Problem requirements:
Write out the whole listing word for word.
____
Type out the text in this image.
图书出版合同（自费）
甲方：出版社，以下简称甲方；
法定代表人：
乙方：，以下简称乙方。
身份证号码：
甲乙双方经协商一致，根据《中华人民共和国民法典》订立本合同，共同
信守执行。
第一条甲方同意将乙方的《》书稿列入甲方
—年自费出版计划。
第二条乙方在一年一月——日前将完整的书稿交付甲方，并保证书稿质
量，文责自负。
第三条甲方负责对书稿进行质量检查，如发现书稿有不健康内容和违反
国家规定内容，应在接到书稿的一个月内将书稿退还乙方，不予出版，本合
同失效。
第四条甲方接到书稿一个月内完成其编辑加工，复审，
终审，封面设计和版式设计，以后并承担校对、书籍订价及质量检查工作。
____
Task solution:
Type out the text in this image.
图书出版合同（自费）
甲方：出版社，以下简称甲方；
法定代表人：
乙方：，以下简称乙方。
身份证号码：
甲乙双方经协商一致，根据《中华人民共和国民法典》订立本合同，共同
信守执行。
第一条甲方同意将乙方的《》书稿列入甲方
—年自费出版计划。
第二条乙方在一年一月——日前将完整的书稿交付甲方，并保证书稿质
量，文责自负。
第三条甲方负责对书稿进行质量检查，如发现书稿有不健康内容和违反
国家规定内容，应在接到书稿的一个月内将书稿退还乙方，不予出版，本合
同失效。
第四条甲方接到书稿一个月内完成其编辑加工，复审，
终审，封面设计和版式设计，以后并承担校对、书籍订价及质量检查工作。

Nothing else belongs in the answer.